→ Stated goal
From the data that follows, report how many lines hold the string "Details", giving only the number.

→ Supplied information
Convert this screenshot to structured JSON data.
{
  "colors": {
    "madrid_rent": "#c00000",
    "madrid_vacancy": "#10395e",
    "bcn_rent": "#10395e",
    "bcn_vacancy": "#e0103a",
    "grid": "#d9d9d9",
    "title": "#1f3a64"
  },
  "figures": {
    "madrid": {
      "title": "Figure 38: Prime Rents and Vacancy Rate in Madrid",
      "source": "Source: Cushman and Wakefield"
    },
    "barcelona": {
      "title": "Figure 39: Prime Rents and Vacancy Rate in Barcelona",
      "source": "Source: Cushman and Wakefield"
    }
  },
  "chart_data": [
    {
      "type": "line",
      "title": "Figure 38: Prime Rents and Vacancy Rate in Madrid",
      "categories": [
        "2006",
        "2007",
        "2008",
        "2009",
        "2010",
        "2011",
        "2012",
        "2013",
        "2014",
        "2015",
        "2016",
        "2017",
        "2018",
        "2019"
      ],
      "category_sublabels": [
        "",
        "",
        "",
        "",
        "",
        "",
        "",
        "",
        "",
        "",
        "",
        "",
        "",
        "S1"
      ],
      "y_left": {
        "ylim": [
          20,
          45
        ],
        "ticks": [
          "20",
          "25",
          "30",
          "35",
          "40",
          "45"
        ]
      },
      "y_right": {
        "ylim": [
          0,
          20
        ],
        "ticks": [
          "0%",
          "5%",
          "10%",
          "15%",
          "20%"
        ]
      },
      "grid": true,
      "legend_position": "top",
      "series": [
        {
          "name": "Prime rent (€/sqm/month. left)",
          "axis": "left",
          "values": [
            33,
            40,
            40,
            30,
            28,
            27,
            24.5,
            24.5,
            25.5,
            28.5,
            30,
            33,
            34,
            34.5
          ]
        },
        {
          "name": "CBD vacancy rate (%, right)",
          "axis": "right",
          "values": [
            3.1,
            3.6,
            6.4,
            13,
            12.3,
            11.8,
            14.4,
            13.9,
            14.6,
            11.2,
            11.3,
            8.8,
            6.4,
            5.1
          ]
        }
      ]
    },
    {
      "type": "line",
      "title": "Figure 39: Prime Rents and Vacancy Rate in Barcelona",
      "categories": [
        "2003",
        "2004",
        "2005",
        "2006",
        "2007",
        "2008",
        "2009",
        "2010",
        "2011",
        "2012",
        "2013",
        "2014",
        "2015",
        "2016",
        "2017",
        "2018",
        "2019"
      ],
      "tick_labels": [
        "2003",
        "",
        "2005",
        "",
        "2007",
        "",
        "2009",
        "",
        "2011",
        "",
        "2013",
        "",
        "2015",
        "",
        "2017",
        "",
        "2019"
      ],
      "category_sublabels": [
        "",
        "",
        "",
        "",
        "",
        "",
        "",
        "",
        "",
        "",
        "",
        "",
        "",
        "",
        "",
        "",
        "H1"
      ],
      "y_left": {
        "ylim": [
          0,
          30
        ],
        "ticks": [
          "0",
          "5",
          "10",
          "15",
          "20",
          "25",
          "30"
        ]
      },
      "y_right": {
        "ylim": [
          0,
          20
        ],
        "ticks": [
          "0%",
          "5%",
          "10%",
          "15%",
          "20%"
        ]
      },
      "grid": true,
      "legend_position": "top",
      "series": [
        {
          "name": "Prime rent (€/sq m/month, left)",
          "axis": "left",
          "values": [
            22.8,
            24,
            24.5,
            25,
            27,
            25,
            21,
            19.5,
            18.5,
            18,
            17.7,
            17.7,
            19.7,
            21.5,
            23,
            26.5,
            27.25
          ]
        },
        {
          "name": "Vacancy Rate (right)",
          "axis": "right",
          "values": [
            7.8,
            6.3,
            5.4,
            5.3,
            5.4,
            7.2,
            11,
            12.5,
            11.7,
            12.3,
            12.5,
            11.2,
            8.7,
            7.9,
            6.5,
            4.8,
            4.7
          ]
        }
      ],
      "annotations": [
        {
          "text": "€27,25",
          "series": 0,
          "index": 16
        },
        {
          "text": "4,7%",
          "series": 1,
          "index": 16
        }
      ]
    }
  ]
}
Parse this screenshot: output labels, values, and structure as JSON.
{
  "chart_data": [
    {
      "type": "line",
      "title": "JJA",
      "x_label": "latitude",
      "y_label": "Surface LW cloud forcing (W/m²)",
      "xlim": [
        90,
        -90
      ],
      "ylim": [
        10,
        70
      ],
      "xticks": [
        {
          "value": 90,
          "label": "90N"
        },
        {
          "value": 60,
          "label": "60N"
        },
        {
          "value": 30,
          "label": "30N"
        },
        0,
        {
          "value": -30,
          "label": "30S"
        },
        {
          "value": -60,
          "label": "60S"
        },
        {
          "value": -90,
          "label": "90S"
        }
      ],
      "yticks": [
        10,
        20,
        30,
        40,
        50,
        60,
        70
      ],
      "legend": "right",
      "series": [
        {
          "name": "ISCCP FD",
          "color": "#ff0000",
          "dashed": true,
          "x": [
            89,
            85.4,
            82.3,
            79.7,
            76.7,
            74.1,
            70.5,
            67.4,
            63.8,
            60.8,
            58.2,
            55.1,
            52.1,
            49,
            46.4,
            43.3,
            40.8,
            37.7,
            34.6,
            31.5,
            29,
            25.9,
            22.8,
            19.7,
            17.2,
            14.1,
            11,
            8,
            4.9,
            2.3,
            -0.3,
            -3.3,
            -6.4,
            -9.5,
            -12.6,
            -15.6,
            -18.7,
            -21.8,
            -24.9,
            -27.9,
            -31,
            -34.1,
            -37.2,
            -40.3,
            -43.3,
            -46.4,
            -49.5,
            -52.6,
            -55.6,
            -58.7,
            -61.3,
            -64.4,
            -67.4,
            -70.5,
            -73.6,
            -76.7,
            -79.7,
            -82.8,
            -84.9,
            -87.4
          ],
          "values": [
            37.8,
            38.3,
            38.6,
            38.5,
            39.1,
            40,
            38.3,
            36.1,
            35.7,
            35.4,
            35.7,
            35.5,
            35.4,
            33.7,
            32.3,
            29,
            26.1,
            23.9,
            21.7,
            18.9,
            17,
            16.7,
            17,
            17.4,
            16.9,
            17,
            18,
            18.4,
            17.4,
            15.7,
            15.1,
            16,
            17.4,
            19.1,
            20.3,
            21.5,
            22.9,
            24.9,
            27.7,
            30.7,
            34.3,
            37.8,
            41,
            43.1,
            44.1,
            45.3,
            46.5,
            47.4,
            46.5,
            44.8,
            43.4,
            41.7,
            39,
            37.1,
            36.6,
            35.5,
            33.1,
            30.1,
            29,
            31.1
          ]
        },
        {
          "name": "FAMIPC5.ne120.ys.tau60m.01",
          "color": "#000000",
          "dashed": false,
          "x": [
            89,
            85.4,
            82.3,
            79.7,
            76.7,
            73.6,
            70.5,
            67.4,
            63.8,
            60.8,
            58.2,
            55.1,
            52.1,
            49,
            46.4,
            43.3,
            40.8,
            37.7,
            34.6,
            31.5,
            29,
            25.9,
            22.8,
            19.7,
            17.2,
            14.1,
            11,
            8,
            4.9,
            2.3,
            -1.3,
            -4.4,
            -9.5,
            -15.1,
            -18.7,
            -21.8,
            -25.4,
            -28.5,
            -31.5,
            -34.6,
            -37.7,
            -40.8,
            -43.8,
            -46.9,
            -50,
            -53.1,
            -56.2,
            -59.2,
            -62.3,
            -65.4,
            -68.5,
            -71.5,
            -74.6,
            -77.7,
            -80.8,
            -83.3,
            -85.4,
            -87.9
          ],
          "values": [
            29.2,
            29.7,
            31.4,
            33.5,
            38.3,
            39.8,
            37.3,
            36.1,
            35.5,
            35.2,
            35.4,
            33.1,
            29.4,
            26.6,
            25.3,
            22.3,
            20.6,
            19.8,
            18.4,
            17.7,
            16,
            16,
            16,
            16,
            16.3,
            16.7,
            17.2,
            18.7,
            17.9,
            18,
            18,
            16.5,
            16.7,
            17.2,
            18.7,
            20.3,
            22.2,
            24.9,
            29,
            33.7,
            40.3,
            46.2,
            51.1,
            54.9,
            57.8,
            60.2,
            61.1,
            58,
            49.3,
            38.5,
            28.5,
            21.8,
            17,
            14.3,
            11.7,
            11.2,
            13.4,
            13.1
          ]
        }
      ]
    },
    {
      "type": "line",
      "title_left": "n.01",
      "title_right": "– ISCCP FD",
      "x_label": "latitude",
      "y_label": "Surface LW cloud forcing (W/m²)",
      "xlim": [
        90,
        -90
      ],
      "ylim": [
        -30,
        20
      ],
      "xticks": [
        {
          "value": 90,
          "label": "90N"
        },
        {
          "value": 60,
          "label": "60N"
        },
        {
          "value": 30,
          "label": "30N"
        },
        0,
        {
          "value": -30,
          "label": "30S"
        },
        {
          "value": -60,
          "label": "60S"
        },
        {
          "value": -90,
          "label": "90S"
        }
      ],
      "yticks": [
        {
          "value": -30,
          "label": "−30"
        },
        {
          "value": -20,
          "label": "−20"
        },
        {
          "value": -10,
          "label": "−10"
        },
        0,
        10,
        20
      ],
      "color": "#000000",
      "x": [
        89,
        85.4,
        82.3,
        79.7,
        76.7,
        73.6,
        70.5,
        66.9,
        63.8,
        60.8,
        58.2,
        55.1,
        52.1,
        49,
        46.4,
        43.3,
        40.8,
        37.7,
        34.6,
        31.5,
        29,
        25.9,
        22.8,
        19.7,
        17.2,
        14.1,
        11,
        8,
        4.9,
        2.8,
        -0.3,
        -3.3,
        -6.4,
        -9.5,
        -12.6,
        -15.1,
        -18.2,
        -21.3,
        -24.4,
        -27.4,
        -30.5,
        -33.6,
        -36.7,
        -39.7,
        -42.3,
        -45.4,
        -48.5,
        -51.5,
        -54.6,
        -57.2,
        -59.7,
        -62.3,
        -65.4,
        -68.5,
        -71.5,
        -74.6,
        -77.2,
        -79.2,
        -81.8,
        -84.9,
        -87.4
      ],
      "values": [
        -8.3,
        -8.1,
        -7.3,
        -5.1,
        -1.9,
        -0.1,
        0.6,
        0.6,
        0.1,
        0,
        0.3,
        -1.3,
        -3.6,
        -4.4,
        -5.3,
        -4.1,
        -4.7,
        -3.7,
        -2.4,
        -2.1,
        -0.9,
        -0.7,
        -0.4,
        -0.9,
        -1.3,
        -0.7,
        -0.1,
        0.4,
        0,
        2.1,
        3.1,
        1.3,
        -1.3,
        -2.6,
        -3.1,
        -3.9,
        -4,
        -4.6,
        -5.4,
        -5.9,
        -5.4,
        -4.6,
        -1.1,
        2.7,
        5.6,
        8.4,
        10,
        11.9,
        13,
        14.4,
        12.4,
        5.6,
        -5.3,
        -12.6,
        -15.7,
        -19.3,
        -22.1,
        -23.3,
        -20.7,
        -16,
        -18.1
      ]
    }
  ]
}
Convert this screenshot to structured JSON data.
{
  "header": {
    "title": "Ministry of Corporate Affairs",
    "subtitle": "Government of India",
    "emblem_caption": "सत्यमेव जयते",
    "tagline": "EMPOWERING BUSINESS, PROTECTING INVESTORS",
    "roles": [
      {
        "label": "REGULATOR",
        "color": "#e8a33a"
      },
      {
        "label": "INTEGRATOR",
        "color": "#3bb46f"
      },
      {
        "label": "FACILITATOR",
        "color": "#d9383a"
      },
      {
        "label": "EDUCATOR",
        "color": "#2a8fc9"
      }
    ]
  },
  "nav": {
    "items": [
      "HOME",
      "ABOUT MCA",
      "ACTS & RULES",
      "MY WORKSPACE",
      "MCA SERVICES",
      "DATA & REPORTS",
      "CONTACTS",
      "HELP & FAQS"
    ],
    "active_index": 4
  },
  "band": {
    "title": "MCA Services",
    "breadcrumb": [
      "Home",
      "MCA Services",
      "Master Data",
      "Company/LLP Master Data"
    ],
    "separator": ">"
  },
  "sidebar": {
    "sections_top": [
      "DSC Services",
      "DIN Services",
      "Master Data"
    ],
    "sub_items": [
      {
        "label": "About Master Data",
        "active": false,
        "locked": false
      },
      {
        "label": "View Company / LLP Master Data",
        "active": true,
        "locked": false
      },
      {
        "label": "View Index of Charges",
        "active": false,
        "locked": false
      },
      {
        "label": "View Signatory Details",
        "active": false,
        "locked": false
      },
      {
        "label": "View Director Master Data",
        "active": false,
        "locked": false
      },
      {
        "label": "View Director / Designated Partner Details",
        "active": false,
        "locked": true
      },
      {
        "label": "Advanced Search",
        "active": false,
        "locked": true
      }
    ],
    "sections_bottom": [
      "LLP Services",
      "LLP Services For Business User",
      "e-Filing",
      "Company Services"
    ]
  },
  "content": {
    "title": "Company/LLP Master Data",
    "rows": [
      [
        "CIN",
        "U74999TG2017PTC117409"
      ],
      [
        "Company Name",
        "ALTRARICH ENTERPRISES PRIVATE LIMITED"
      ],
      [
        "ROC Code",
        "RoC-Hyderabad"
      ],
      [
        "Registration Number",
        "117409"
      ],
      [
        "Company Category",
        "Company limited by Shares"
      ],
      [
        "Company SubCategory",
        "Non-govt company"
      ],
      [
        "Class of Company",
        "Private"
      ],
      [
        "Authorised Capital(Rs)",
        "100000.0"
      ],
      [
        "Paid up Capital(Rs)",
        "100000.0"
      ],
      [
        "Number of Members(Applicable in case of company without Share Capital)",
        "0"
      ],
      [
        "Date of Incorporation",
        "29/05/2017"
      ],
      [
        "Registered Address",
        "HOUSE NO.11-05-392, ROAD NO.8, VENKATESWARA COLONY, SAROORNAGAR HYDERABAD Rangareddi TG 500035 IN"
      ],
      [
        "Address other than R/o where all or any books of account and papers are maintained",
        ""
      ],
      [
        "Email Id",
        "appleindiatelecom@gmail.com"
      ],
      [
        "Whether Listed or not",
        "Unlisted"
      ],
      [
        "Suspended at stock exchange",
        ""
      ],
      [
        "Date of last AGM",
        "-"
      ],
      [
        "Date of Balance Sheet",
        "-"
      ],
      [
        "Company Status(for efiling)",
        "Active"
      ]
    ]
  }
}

→ Task response
2